### Task objective:
Among the entries below, find the lines with "strain" and copy them.
------ Stored records ------
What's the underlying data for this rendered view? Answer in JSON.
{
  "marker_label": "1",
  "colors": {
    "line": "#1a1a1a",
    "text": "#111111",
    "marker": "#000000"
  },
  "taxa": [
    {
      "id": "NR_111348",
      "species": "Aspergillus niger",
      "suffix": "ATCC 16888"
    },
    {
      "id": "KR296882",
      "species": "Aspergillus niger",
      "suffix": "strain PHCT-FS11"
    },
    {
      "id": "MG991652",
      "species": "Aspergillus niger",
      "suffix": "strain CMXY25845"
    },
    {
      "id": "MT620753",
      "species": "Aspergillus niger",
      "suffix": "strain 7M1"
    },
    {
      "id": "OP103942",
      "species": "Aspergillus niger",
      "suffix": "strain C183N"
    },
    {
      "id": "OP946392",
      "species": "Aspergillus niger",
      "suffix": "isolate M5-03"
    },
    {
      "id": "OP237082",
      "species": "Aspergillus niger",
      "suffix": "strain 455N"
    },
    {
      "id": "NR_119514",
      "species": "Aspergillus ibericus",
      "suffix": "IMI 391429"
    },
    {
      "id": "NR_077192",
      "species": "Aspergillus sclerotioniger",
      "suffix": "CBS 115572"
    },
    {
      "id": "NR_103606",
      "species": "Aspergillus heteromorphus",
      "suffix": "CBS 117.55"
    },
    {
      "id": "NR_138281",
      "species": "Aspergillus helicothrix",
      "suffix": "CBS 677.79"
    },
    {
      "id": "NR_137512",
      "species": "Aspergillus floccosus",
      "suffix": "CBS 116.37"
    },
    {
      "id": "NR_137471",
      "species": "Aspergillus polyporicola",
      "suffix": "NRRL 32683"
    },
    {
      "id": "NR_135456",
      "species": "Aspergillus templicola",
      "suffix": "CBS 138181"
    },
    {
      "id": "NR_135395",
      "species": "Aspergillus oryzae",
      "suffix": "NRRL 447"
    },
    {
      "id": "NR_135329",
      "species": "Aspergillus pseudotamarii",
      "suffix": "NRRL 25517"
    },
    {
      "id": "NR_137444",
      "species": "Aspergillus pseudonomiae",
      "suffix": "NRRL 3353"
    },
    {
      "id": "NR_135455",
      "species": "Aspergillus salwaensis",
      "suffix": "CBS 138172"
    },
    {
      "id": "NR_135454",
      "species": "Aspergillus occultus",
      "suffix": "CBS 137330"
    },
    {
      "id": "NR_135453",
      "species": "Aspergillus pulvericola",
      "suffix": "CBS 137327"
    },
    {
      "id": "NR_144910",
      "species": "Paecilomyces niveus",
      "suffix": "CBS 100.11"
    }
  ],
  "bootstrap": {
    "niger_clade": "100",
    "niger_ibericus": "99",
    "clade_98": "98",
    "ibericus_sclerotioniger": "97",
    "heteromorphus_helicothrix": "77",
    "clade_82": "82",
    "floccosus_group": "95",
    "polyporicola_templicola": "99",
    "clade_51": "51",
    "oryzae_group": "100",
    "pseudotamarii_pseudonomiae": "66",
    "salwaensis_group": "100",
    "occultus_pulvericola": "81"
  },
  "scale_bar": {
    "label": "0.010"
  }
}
------
### Result of the task:
      "suffix": "strain PHCT-FS11"
      "suffix": "strain CMXY25845"
      "suffix": "strain 7M1"
      "suffix": "strain C183N"
      "suffix": "strain 455N"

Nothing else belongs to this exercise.